AIM →
Pick out every line in the data below that holds "true".

ENTRIES PROVIDED →
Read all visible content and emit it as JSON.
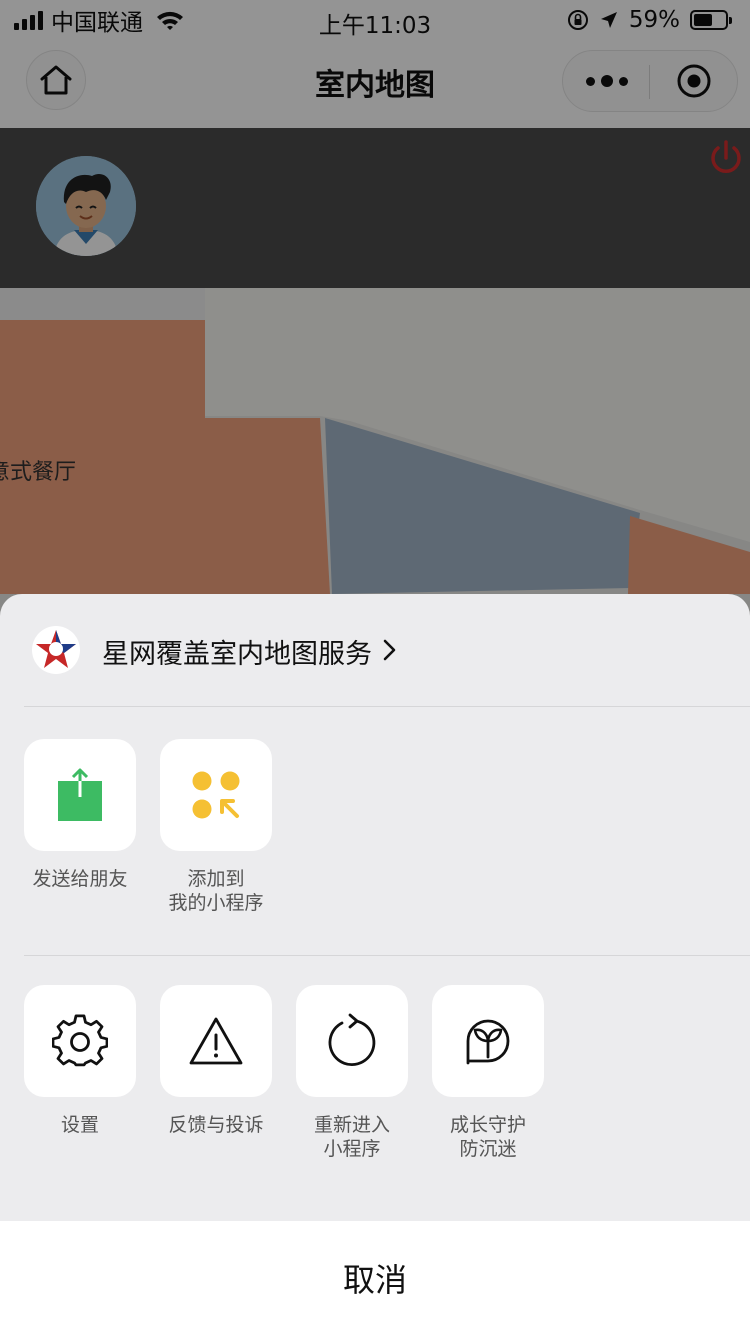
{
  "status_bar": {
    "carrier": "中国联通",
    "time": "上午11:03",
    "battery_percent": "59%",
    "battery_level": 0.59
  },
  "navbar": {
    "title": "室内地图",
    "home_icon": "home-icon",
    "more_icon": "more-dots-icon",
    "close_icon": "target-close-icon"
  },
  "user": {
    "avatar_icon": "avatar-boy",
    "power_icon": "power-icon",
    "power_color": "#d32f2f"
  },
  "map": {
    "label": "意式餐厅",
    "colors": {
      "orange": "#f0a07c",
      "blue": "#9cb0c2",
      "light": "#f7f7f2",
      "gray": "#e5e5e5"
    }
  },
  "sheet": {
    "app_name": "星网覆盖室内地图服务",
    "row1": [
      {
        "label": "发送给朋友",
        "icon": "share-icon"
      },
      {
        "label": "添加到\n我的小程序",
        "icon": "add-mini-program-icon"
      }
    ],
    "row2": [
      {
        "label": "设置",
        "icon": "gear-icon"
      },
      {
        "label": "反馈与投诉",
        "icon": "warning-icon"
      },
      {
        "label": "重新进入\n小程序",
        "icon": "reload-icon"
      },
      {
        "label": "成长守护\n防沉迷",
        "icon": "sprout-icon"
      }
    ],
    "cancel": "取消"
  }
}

...

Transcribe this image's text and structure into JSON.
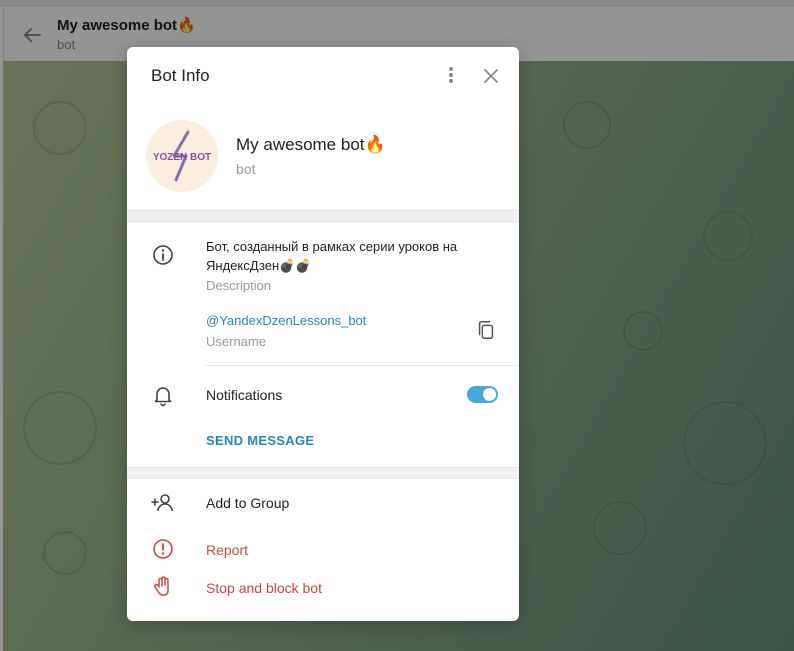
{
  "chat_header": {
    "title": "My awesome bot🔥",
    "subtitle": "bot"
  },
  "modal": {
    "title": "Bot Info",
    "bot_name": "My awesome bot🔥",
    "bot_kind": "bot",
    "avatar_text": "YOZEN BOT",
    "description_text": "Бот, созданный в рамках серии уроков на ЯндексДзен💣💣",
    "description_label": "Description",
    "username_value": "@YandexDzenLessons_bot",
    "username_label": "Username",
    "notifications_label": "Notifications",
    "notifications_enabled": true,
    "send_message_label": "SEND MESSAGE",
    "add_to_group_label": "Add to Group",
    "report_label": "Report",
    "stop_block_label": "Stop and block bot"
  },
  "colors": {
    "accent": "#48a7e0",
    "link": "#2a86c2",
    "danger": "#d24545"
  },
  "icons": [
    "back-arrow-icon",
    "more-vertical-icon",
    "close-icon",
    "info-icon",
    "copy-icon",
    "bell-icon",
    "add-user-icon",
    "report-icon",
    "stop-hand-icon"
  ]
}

...

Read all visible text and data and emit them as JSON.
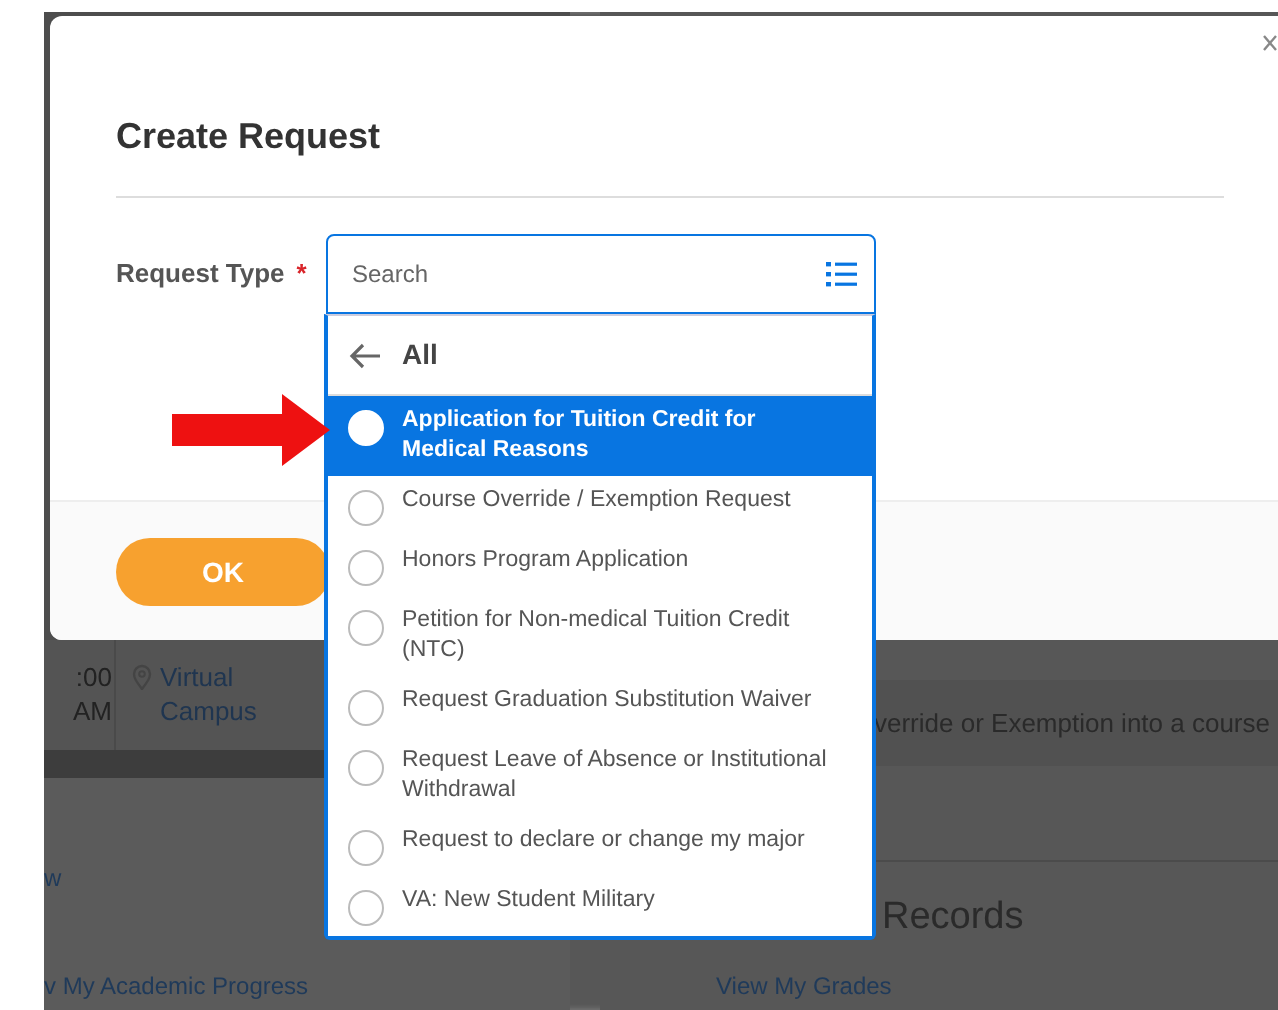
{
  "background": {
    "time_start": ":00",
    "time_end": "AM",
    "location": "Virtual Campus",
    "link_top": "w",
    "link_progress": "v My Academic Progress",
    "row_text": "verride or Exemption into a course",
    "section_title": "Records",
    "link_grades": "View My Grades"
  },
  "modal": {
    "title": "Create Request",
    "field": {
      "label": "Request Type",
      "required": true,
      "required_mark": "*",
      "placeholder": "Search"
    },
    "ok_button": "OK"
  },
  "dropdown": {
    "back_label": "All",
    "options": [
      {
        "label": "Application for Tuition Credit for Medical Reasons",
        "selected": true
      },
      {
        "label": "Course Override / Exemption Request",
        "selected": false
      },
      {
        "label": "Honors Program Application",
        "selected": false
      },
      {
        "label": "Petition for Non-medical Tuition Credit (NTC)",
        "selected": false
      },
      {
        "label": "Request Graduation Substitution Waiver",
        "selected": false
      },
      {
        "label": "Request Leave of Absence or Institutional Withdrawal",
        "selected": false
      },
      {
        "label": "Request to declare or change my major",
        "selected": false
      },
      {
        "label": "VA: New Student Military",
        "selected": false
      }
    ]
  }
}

THE SOLUTION →
    "notifications_enabled": true,
      "required": true,
        "selected": true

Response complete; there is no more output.